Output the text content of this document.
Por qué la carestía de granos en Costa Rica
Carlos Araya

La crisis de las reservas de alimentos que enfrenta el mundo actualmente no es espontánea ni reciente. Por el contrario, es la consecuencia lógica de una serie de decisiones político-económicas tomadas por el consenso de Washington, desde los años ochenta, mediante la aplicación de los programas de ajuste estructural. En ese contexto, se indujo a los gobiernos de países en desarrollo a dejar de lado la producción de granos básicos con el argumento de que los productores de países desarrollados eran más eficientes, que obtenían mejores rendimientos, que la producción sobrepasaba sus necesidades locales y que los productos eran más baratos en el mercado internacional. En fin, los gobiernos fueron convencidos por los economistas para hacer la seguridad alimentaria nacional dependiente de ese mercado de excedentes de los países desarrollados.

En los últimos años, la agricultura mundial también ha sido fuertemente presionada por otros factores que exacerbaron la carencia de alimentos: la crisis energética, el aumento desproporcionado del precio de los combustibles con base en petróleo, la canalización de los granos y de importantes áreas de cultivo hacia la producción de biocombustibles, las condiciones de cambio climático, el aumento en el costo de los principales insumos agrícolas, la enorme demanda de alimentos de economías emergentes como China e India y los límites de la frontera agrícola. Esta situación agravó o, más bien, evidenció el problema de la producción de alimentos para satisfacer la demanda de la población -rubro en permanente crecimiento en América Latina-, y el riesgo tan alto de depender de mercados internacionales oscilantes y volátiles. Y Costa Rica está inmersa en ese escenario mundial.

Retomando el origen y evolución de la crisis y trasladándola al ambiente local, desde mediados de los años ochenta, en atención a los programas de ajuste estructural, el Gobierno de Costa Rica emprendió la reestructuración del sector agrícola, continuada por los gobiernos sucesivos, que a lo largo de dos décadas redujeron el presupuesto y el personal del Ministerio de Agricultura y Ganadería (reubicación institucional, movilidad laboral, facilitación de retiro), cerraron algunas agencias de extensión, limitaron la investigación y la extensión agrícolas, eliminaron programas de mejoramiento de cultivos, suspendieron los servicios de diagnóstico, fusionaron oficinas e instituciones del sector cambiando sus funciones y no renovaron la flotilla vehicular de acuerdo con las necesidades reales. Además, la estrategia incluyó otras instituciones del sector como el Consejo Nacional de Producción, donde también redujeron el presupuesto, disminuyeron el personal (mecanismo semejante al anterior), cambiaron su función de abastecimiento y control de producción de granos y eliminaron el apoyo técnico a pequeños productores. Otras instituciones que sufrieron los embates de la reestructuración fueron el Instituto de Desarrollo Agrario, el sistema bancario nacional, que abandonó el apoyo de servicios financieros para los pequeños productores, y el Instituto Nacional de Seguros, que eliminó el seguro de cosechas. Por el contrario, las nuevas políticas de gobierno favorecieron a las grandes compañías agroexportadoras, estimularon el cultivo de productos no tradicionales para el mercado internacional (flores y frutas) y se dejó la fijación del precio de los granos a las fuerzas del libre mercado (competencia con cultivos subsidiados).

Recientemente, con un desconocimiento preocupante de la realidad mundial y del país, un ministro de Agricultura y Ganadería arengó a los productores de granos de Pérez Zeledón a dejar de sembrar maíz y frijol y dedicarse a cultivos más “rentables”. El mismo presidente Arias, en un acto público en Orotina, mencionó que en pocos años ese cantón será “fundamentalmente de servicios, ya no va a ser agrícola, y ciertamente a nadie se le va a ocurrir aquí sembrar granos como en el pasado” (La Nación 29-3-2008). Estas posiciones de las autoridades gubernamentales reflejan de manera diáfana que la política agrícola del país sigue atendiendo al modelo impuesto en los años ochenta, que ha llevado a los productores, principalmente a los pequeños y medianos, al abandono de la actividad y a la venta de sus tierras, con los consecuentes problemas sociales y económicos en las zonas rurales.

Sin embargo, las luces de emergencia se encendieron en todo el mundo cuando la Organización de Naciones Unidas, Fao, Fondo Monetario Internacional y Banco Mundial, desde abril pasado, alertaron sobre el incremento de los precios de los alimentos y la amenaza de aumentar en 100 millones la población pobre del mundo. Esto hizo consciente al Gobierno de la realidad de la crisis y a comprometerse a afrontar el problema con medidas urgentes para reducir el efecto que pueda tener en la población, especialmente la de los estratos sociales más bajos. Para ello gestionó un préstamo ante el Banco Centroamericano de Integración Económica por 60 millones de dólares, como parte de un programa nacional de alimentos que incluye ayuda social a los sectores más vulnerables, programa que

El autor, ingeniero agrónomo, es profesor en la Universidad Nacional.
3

Task description —
Every record above must be duplicated exactly.

Final result —
Output the text content of this document.
Por qué la carestía de granos en Costa Rica
Carlos Araya

La crisis de las reservas de alimentos que enfrenta el mundo actualmente no es espontánea ni reciente. Por el contrario, es la consecuencia lógica de una serie de decisiones político-económicas tomadas por el consenso de Washington, desde los años ochenta, mediante la aplicación de los programas de ajuste estructural. En ese contexto, se indujo a los gobiernos de países en desarrollo a dejar de lado la producción de granos básicos con el argumento de que los productores de países desarrollados eran más eficientes, que obtenían mejores rendimientos, que la producción sobrepasaba sus necesidades locales y que los productos eran más baratos en el mercado internacional. En fin, los gobiernos fueron convencidos por los economistas para hacer la seguridad alimentaria nacional dependiente de ese mercado de excedentes de los países desarrollados.

En los últimos años, la agricultura mundial también ha sido fuertemente presionada por otros factores que exacerbaron la carencia de alimentos: la crisis energética, el aumento desproporcionado del precio de los combustibles con base en petróleo, la canalización de los granos y de importantes áreas de cultivo hacia la producción de biocombustibles, las condiciones de cambio climático, el aumento en el costo de los principales insumos agrícolas, la enorme demanda de alimentos de economías emergentes como China e India y los límites de la frontera agrícola. Esta situación agravó o, más bien, evidenció el problema de la producción de alimentos para satisfacer la demanda de la población -rubro en permanente crecimiento en América Latina-, y el riesgo tan alto de depender de mercados internacionales oscilantes y volátiles. Y Costa Rica está inmersa en ese escenario mundial.

Retomando el origen y evolución de la crisis y trasladándola al ambiente local, desde mediados de los años ochenta, en atención a los programas de ajuste estructural, el Gobierno de Costa Rica emprendió la reestructuración del sector agrícola, continuada por los gobiernos sucesivos, que a lo largo de dos décadas redujeron el presupuesto y el personal del Ministerio de Agricultura y Ganadería (reubicación institucional, movilidad laboral, facilitación de retiro), cerraron algunas agencias de extensión, limitaron la investigación y la extensión agrícolas, eliminaron programas de mejoramiento de cultivos, suspendieron los servicios de diagnóstico, fusionaron oficinas e instituciones del sector cambiando sus funciones y no renovaron la flotilla vehicular de acuerdo con las necesidades reales. Además, la estrategia incluyó otras instituciones del sector como el Consejo Nacional de Producción, donde también redujeron el presupuesto, disminuyeron el personal (mecanismo semejante al anterior), cambiaron su función de abastecimiento y control de producción de granos y eliminaron el apoyo técnico a pequeños productores. Otras instituciones que sufrieron los embates de la reestructuración fueron el Instituto de Desarrollo Agrario, el sistema bancario nacional, que abandonó el apoyo de servicios financieros para los pequeños productores, y el Instituto Nacional de Seguros, que eliminó el seguro de cosechas. Por el contrario, las nuevas políticas de gobierno favorecieron a las grandes compañías agroexportadoras, estimularon el cultivo de productos no tradicionales para el mercado internacional (flores y frutas) y se dejó la fijación del precio de los granos a las fuerzas del libre mercado (competencia con cultivos subsidiados).

Recientemente, con un desconocimiento preocupante de la realidad mundial y del país, un ministro de Agricultura y Ganadería arengó a los productores de granos de Pérez Zeledón a dejar de sembrar maíz y frijol y dedicarse a cultivos más “rentables”. El mismo presidente Arias, en un acto público en Orotina, mencionó que en pocos años ese cantón será “fundamentalmente de servicios, ya no va a ser agrícola, y ciertamente a nadie se le va a ocurrir aquí sembrar granos como en el pasado” (La Nación 29-3-2008). Estas posiciones de las autoridades gubernamentales reflejan de manera diáfana que la política agrícola del país sigue atendiendo al modelo impuesto en los años ochenta, que ha llevado a los productores, principalmente a los pequeños y medianos, al abandono de la actividad y a la venta de sus tierras, con los consecuentes problemas sociales y económicos en las zonas rurales.

Sin embargo, las luces de emergencia se encendieron en todo el mundo cuando la Organización de Naciones Unidas, Fao, Fondo Monetario Internacional y Banco Mundial, desde abril pasado, alertaron sobre el incremento de los precios de los alimentos y la amenaza de aumentar en 100 millones la población pobre del mundo. Esto hizo consciente al Gobierno de la realidad de la crisis y a comprometerse a afrontar el problema con medidas urgentes para reducir el efecto que pueda tener en la población, especialmente la de los estratos sociales más bajos. Para ello gestionó un préstamo ante el Banco Centroamericano de Integración Económica por 60 millones de dólares, como parte de un programa nacional de alimentos que incluye ayuda social a los sectores más vulnerables, programa que

El autor, ingeniero agrónomo, es profesor en la Universidad Nacional.
3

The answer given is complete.